EXERCISE DIRECTIONS:
Quote, exactly, the line holding "Output a JSON" and all lines after it to the end of the records below. Exclude pictures.

DATA TO PROCESS:
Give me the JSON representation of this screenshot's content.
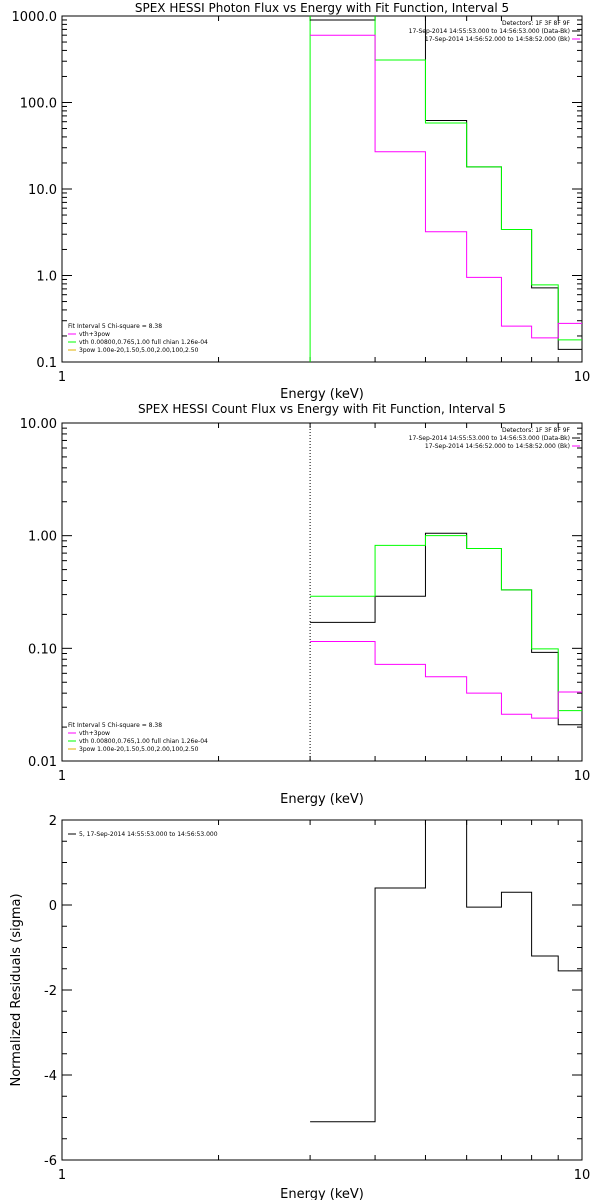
{
  "colors": {
    "data": "#000000",
    "background": "#ff00ff",
    "model": "#00ff00",
    "component": "#ff00ff",
    "spav": "#e0b000"
  },
  "chart_data": [
    {
      "type": "line",
      "title": "SPEX HESSI Photon Flux vs Energy with Fit Function, Interval 5",
      "xlabel": "Energy (keV)",
      "ylabel": "",
      "xscale": "log",
      "yscale": "log",
      "xlim": [
        1,
        10
      ],
      "ylim": [
        0.1,
        1000
      ],
      "xticks": [
        {
          "v": 1,
          "label": "1"
        },
        {
          "v": 10,
          "label": "10"
        }
      ],
      "yticks": [
        {
          "v": 0.1,
          "label": "0.1"
        },
        {
          "v": 1,
          "label": "1.0"
        },
        {
          "v": 10,
          "label": "10.0"
        },
        {
          "v": 100,
          "label": "100.0"
        },
        {
          "v": 1000,
          "label": "1000.0"
        }
      ],
      "vline": {
        "x": 3.0,
        "style": "solid",
        "color": "#00ff00"
      },
      "legend_right": [
        {
          "text": "Detectors: 1F 3F 8F 9F",
          "color": "",
          "line": false
        },
        {
          "text": "17-Sep-2014 14:55:53.000 to 14:56:53.000 (Data-Bk)",
          "color": "#000000",
          "line": true
        },
        {
          "text": "17-Sep-2014 14:56:52.000 to 14:58:52.000 (Bk)",
          "color": "#ff00ff",
          "line": true
        }
      ],
      "legend_left": [
        {
          "text": "Fit Interval 5   Chi-square = 8.38",
          "color": "",
          "line": false
        },
        {
          "text": "vth+3pow",
          "color": "#ff00ff",
          "line": true
        },
        {
          "text": "vth 0.00800,0.765,1.00  full chian 1.26e-04",
          "color": "#00ff00",
          "line": true
        },
        {
          "text": "3pow 1.00e-20,1.50,5.00,2.00,100,2.50",
          "color": "#e0b000",
          "line": true
        }
      ],
      "series": [
        {
          "color": "#000000",
          "edges": [
            3.0,
            4.0,
            5.0,
            6.0,
            7.0,
            8.0,
            9.0,
            10.0
          ],
          "values": [
            900,
            1100,
            62,
            18,
            3.4,
            0.72,
            0.14
          ]
        },
        {
          "color": "#00ff00",
          "edges": [
            3.0,
            4.0,
            5.0,
            6.0,
            7.0,
            8.0,
            9.0,
            10.0
          ],
          "values": [
            1100,
            310,
            58,
            18,
            3.4,
            0.78,
            0.18
          ]
        },
        {
          "color": "#ff00ff",
          "edges": [
            3.0,
            4.0,
            5.0,
            6.0,
            7.0,
            8.0,
            9.0,
            10.0
          ],
          "values": [
            600,
            27,
            3.2,
            0.95,
            0.26,
            0.19,
            0.28
          ]
        }
      ]
    },
    {
      "type": "line",
      "title": "SPEX HESSI Count Flux vs Energy with Fit Function, Interval 5",
      "xlabel": "Energy (keV)",
      "ylabel": "",
      "xscale": "log",
      "yscale": "log",
      "xlim": [
        1,
        10
      ],
      "ylim": [
        0.01,
        10
      ],
      "xticks": [
        {
          "v": 1,
          "label": "1"
        },
        {
          "v": 10,
          "label": "10"
        }
      ],
      "yticks": [
        {
          "v": 0.01,
          "label": "0.01"
        },
        {
          "v": 0.1,
          "label": "0.10"
        },
        {
          "v": 1,
          "label": "1.00"
        },
        {
          "v": 10,
          "label": "10.00"
        }
      ],
      "vline": {
        "x": 3.0,
        "style": "dotted",
        "color": "#000000"
      },
      "legend_right": [
        {
          "text": "Detectors: 1F 3F 8F 9F",
          "color": "",
          "line": false
        },
        {
          "text": "17-Sep-2014 14:55:53.000 to 14:56:53.000 (Data-Bk)",
          "color": "#000000",
          "line": true
        },
        {
          "text": "17-Sep-2014 14:56:52.000 to 14:58:52.000 (Bk)",
          "color": "#ff00ff",
          "line": true
        }
      ],
      "legend_left": [
        {
          "text": "Fit Interval 5   Chi-square = 8.38",
          "color": "",
          "line": false
        },
        {
          "text": "vth+3pow",
          "color": "#ff00ff",
          "line": true
        },
        {
          "text": "vth 0.00800,0.765,1.00  full chian 1.26e-04",
          "color": "#00ff00",
          "line": true
        },
        {
          "text": "3pow 1.00e-20,1.50,5.00,2.00,100,2.50",
          "color": "#e0b000",
          "line": true
        }
      ],
      "series": [
        {
          "color": "#000000",
          "edges": [
            3.0,
            4.0,
            5.0,
            6.0,
            7.0,
            8.0,
            9.0,
            10.0
          ],
          "values": [
            0.17,
            0.29,
            1.05,
            0.77,
            0.33,
            0.092,
            0.021
          ]
        },
        {
          "color": "#00ff00",
          "edges": [
            3.0,
            4.0,
            5.0,
            6.0,
            7.0,
            8.0,
            9.0,
            10.0
          ],
          "values": [
            0.29,
            0.82,
            1.0,
            0.77,
            0.33,
            0.099,
            0.028
          ]
        },
        {
          "color": "#ff00ff",
          "edges": [
            3.0,
            4.0,
            5.0,
            6.0,
            7.0,
            8.0,
            9.0,
            10.0
          ],
          "values": [
            0.115,
            0.072,
            0.056,
            0.04,
            0.026,
            0.024,
            0.041
          ]
        }
      ]
    },
    {
      "type": "line",
      "title": "",
      "xlabel": "Energy (keV)",
      "ylabel": "Normalized Residuals (sigma)",
      "xscale": "log",
      "yscale": "linear",
      "xlim": [
        1,
        10
      ],
      "ylim": [
        -6,
        2
      ],
      "xticks": [
        {
          "v": 1,
          "label": "1"
        },
        {
          "v": 10,
          "label": "10"
        }
      ],
      "yticks": [
        {
          "v": -6,
          "label": "-6"
        },
        {
          "v": -4,
          "label": "-4"
        },
        {
          "v": -2,
          "label": "-2"
        },
        {
          "v": 0,
          "label": "0"
        },
        {
          "v": 2,
          "label": "2"
        }
      ],
      "legend_right": [],
      "legend_left": [
        {
          "text": "5, 17-Sep-2014 14:55:53.000 to 14:56:53.000",
          "color": "#000000",
          "line": true
        }
      ],
      "series": [
        {
          "color": "#000000",
          "edges": [
            3.0,
            4.0,
            5.0,
            6.0,
            7.0,
            8.0,
            9.0,
            10.0
          ],
          "values": [
            -5.1,
            0.4,
            2.0,
            -0.05,
            0.3,
            -1.2,
            -1.55
          ]
        }
      ]
    }
  ]
}
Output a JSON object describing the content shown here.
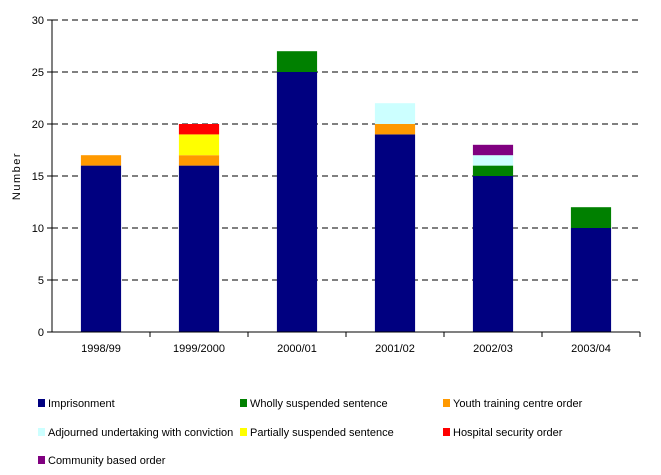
{
  "chart_data": {
    "type": "bar",
    "stacked": true,
    "ylabel": "Number",
    "xlabel": "",
    "ylim": [
      0,
      30
    ],
    "yticks": [
      0,
      5,
      10,
      15,
      20,
      25,
      30
    ],
    "grid": "horizontal dashed",
    "legend_position": "bottom",
    "categories": [
      "1998/99",
      "1999/2000",
      "2000/01",
      "2001/02",
      "2002/03",
      "2003/04"
    ],
    "series": [
      {
        "name": "Imprisonment",
        "color": "#000080",
        "values": [
          16,
          16,
          25,
          19,
          15,
          10
        ]
      },
      {
        "name": "Wholly suspended sentence",
        "color": "#008000",
        "values": [
          0,
          0,
          2,
          0,
          1,
          2
        ]
      },
      {
        "name": "Youth training centre order",
        "color": "#FF9900",
        "values": [
          1,
          1,
          0,
          1,
          0,
          0
        ]
      },
      {
        "name": "Adjourned undertaking with conviction",
        "color": "#CCFFFF",
        "values": [
          0,
          0,
          0,
          2,
          1,
          0
        ]
      },
      {
        "name": "Partially suspended sentence",
        "color": "#FFFF00",
        "values": [
          0,
          2,
          0,
          0,
          0,
          0
        ]
      },
      {
        "name": "Hospital security order",
        "color": "#FF0000",
        "values": [
          0,
          1,
          0,
          0,
          0,
          0
        ]
      },
      {
        "name": "Community based order",
        "color": "#800080",
        "values": [
          0,
          0,
          0,
          0,
          1,
          0
        ]
      }
    ]
  }
}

EXPECTED ANSWER:
Output a JSON object describing the content shown here.
{
  "chart_data": {
    "type": "bar",
    "stacked": true,
    "ylabel": "Number",
    "xlabel": "",
    "ylim": [
      0,
      30
    ],
    "yticks": [
      0,
      5,
      10,
      15,
      20,
      25,
      30
    ],
    "grid": "horizontal dashed",
    "legend_position": "bottom",
    "categories": [
      "1998/99",
      "1999/2000",
      "2000/01",
      "2001/02",
      "2002/03",
      "2003/04"
    ],
    "series": [
      {
        "name": "Imprisonment",
        "color": "#000080",
        "values": [
          16,
          16,
          25,
          19,
          15,
          10
        ]
      },
      {
        "name": "Wholly suspended sentence",
        "color": "#008000",
        "values": [
          0,
          0,
          2,
          0,
          1,
          2
        ]
      },
      {
        "name": "Youth training centre order",
        "color": "#FF9900",
        "values": [
          1,
          1,
          0,
          1,
          0,
          0
        ]
      },
      {
        "name": "Adjourned undertaking with conviction",
        "color": "#CCFFFF",
        "values": [
          0,
          0,
          0,
          2,
          1,
          0
        ]
      },
      {
        "name": "Partially suspended sentence",
        "color": "#FFFF00",
        "values": [
          0,
          2,
          0,
          0,
          0,
          0
        ]
      },
      {
        "name": "Hospital security order",
        "color": "#FF0000",
        "values": [
          0,
          1,
          0,
          0,
          0,
          0
        ]
      },
      {
        "name": "Community based order",
        "color": "#800080",
        "values": [
          0,
          0,
          0,
          0,
          1,
          0
        ]
      }
    ]
  }
}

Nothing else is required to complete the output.